# Exercise task
Using the records that follow, copy every line containing the word "this".

══ Data shown

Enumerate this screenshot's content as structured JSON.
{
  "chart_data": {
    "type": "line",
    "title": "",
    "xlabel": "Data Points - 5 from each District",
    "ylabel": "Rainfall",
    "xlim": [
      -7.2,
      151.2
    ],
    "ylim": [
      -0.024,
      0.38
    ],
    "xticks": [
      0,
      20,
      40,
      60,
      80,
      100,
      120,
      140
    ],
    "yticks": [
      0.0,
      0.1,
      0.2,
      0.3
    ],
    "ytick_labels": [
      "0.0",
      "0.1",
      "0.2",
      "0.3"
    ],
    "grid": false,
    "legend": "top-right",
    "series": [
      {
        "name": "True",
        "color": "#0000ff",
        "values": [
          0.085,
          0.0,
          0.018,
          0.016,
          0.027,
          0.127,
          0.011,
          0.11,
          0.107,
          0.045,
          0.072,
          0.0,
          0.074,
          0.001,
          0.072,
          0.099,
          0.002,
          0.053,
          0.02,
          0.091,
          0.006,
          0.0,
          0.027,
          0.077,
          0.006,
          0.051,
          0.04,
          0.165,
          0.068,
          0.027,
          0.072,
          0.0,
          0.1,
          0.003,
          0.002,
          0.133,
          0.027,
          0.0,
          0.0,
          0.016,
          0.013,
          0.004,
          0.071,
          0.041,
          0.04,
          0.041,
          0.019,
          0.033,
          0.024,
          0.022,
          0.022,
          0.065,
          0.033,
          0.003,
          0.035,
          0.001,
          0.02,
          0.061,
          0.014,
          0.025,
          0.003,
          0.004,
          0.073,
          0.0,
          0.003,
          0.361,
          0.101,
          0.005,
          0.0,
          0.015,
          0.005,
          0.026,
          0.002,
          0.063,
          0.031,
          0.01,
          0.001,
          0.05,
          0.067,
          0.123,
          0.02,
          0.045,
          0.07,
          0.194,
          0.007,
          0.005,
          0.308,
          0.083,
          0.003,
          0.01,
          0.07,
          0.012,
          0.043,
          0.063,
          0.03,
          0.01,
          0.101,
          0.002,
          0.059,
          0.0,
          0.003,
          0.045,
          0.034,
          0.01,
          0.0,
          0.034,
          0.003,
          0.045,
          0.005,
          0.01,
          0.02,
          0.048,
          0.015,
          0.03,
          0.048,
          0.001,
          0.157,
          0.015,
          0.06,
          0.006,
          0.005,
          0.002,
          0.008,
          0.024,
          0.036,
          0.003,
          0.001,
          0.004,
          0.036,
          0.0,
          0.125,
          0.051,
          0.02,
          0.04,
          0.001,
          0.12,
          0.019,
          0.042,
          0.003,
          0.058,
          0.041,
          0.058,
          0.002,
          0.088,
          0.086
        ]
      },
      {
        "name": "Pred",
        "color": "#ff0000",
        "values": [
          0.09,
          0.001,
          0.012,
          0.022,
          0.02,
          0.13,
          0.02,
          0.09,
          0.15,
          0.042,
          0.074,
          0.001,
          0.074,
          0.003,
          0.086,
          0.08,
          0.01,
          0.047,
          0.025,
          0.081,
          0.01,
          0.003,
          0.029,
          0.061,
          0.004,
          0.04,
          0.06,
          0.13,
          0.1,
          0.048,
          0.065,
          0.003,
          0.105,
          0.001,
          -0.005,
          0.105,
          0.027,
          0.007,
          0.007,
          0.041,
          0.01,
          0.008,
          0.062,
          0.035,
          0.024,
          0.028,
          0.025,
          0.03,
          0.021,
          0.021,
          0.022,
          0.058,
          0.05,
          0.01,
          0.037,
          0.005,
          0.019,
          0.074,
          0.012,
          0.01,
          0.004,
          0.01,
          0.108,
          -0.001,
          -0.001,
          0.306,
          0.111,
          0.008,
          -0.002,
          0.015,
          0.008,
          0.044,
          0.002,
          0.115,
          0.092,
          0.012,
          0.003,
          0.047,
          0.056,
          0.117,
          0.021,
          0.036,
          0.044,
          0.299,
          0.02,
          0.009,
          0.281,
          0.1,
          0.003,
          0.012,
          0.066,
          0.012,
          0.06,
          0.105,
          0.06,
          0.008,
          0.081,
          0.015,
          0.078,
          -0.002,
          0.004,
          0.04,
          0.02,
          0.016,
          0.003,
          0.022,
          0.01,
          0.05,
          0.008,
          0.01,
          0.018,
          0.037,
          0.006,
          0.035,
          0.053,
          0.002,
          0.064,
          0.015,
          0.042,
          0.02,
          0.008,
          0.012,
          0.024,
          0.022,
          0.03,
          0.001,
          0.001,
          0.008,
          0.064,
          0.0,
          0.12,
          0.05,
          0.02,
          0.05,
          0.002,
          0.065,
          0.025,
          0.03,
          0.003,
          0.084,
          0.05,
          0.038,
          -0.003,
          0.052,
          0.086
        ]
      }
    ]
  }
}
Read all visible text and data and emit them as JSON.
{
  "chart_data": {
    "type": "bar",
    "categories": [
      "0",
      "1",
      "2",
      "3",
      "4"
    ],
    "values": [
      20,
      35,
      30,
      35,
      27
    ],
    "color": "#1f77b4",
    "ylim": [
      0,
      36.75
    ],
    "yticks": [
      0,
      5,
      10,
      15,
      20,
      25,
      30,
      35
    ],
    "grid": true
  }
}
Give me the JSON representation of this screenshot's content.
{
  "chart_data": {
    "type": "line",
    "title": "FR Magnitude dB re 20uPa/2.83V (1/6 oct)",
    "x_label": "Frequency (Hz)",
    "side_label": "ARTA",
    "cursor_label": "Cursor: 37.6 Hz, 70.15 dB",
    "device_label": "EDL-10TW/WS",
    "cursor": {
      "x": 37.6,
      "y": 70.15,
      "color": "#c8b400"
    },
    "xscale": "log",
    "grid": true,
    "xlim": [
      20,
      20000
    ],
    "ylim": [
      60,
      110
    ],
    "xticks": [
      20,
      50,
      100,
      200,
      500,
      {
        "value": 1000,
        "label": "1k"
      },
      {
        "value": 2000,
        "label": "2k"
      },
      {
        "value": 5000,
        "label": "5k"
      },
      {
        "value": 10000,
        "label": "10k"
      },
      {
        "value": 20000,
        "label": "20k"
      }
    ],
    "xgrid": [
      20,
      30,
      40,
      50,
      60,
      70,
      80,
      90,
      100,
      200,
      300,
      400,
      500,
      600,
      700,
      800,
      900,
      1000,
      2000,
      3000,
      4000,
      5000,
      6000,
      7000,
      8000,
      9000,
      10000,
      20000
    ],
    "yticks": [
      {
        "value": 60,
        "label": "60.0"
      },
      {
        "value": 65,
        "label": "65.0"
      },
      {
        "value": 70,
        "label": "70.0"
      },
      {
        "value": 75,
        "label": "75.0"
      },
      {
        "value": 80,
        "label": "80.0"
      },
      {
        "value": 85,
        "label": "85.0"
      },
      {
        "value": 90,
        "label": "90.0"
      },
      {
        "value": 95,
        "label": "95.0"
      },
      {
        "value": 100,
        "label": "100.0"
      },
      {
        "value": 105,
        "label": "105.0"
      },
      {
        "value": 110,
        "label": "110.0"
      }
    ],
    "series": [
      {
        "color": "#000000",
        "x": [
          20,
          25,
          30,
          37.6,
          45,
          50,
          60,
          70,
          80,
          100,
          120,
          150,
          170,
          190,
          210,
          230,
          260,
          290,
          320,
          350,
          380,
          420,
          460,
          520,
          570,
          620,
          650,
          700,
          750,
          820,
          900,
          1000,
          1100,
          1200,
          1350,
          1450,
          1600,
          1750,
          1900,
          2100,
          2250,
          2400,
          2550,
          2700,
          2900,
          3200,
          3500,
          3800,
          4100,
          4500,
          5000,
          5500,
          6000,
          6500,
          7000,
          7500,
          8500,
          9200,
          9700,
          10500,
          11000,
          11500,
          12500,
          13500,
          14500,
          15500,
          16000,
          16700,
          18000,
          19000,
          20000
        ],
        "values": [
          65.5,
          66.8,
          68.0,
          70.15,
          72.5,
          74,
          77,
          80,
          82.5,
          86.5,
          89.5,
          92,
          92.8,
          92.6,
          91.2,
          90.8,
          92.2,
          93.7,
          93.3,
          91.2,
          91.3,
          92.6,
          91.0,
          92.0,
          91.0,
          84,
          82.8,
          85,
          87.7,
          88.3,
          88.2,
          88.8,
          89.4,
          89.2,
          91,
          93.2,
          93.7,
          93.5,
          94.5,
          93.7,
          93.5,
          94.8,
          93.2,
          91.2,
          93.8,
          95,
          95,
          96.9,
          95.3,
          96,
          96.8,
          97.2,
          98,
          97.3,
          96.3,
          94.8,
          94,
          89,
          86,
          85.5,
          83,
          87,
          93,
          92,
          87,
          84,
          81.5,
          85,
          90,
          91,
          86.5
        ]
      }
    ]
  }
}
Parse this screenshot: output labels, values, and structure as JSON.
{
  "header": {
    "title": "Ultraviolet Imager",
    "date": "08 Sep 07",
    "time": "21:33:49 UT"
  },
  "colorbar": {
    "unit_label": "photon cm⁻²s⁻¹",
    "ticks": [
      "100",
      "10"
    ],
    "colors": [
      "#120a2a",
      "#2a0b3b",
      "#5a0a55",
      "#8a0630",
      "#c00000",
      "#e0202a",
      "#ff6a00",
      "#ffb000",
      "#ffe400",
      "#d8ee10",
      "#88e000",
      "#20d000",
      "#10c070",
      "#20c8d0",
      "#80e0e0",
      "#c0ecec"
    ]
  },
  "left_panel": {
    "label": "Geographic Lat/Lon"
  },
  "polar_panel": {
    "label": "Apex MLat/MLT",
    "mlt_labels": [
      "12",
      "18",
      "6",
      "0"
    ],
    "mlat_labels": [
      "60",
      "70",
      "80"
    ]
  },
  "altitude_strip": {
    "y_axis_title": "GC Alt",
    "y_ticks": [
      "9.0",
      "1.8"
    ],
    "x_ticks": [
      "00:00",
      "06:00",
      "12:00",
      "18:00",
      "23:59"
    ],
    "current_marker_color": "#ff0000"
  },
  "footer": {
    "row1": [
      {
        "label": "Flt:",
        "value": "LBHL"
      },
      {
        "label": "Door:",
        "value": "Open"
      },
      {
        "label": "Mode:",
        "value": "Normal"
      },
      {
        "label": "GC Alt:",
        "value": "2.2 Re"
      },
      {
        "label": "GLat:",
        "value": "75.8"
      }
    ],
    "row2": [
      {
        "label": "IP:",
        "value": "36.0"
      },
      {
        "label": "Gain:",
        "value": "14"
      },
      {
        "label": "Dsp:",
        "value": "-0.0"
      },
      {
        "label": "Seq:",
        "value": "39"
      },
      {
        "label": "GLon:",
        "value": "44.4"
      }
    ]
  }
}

════

# Answer for the task
Enumerate this screenshot's content as structured JSON.
Give me the JSON representation of this screenshot's content.
Parse this screenshot: output labels, values, and structure as JSON.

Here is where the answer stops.